» Extrait

○ ○ ○

Catherine Verna et Sandrine Victor (dir.), Los carniceros y sus oficios (España-Francia, ss. xiii-xvi)

Valence, Publicacions de la Universitat de València, 2020, 304 p.
Benoît Descamps
p. 210-212
Référence(s) :

Catherine Verna et Sandrine Victor (dir.), Los carniceros y sus oficios (España-Francia, ss.xiii-xvi), Valence, Publicacions de la Universitat de València, 2020, 304 p.

Texte intégral

1Pour introduire ce recueil d’articles consacré aux bouchers et à leurs affaires en Espagne et en France (méridionale) entre le xiiie et le xve  siècle, Catherine Verna et Sandrine Victor rappellent le caractère singulier de ce corps de métier en apparence longtemps marginalisé, tant dans la société médiévale que par l’historiographie. Tout en éclairant les démarches adoptées par la douzaine de contributeurs (sortir du schéma simpliste ville versus campagne, multiplier les angles d’observation, concilier études quantitatives et micro-histoire...), elles annoncent a contrario le rôle d’interface essentiel joué par ces artisans-marchands-entrepreneurs entre mondes urbain et rural. Les premières pistes de réflexion sont confirmées par la suite de l’ouvrage structuré en quatre parties thématiques dont la première est consacrée à l’approvisionnement des villes et aux compétences des bouchers.

○ ○ ○

» Jeu de données

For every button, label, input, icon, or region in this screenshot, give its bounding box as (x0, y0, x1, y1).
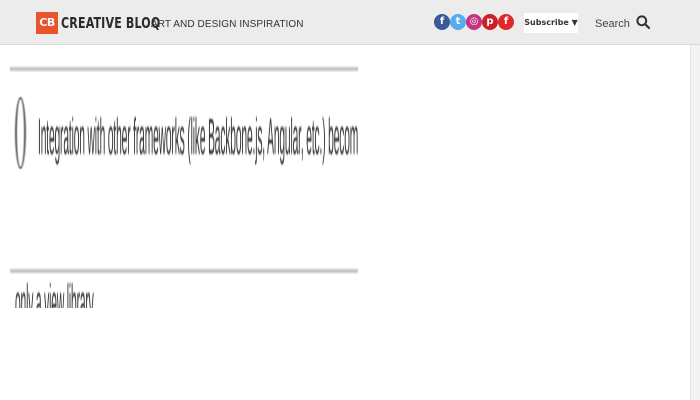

○ ○ ○

» Consigne
D'après le passage sur les bouchers médiévaux, pourquoi le rôle d'interface entre mondes urbain et rural est-il annoncé « a contrario » ? Répondez en une ou deux phrases, s'il vous plaît.

» Corrigé
Ce rôle d'interface essentiel s'oppose à l'image d'un corps de métier en apparence longtemps marginalisé, tant dans la société médiévale que par l'historiographie.